Task statement :: In the entries below, count every line with the string "document". State the count and nothing else.

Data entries
__________________________________________________
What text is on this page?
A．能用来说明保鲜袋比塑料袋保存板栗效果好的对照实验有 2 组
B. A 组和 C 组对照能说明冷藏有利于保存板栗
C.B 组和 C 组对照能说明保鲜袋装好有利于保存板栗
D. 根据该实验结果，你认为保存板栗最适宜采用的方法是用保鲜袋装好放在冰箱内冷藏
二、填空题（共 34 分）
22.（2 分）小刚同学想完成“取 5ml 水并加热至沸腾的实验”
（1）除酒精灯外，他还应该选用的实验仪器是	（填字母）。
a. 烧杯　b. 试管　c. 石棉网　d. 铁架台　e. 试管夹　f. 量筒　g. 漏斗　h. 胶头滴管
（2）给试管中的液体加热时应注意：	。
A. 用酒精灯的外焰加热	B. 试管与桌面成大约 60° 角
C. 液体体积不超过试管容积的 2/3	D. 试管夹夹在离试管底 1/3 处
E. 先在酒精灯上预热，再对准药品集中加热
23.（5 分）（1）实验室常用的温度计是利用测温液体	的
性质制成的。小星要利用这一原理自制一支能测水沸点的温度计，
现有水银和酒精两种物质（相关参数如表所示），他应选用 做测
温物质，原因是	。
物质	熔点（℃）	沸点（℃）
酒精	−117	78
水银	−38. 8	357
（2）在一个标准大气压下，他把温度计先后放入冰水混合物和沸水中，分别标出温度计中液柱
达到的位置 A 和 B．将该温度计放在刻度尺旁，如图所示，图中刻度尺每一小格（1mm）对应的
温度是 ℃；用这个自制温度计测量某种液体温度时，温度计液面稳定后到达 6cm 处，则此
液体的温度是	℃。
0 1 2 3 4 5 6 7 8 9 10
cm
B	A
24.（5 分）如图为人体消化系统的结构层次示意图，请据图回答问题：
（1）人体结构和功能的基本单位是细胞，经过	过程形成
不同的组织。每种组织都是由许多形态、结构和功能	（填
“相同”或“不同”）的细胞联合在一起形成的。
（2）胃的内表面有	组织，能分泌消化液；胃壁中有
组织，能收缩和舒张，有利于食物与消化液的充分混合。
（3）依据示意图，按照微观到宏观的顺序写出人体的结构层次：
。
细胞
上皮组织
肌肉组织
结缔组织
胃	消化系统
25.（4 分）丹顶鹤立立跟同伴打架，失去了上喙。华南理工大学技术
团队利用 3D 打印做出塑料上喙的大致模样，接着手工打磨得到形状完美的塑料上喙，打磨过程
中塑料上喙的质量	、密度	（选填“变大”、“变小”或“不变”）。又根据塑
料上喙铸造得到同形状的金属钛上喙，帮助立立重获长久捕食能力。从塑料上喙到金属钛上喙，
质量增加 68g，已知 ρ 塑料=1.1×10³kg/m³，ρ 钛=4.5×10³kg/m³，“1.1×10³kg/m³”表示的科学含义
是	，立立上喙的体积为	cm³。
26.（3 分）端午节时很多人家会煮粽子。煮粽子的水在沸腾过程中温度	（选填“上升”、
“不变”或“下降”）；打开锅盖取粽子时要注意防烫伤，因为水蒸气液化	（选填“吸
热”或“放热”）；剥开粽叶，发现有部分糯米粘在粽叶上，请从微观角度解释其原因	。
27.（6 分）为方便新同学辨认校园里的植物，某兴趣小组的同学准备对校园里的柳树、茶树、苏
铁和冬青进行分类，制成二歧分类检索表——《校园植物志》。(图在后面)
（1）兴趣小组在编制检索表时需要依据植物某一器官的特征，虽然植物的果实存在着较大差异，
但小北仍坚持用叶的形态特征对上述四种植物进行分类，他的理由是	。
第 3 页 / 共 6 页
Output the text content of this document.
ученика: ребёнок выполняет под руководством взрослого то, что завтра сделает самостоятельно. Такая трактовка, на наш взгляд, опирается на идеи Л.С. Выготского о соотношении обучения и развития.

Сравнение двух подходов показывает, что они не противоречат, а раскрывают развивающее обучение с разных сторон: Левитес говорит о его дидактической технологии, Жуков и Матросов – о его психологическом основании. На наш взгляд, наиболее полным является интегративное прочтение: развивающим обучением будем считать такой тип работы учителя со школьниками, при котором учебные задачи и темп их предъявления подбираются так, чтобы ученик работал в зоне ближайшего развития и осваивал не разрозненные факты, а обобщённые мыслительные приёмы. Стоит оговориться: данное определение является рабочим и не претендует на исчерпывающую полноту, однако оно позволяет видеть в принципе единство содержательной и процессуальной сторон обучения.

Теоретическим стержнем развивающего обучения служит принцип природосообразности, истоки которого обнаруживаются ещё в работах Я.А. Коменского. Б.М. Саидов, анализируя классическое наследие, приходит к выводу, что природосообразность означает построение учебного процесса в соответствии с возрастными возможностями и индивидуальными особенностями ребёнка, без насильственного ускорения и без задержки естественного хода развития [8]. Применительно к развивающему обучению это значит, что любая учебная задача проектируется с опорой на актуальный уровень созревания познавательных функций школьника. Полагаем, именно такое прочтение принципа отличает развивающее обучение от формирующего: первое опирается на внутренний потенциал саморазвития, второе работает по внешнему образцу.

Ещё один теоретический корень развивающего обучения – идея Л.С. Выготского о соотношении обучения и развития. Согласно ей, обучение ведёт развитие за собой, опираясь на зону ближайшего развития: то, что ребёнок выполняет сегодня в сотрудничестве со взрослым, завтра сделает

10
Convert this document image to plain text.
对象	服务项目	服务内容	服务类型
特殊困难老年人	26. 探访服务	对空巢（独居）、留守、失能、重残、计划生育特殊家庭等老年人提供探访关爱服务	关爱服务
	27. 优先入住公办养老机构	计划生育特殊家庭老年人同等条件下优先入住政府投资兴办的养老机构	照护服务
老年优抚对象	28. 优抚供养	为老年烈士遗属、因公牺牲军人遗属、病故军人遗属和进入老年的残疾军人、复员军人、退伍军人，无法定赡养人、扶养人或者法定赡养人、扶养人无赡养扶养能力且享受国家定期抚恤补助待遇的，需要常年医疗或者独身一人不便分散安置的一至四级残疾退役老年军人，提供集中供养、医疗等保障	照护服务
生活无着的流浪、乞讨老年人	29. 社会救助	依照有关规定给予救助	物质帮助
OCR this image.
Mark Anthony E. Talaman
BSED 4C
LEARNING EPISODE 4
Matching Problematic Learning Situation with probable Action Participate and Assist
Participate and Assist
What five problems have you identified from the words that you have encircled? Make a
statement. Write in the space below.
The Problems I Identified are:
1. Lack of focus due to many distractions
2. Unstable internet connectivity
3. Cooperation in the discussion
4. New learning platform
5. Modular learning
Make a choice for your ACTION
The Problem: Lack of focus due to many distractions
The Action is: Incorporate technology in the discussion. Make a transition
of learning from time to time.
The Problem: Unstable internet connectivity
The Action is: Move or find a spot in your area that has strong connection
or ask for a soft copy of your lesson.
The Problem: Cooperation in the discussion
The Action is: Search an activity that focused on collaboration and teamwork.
__________________________________________________
Output :: 2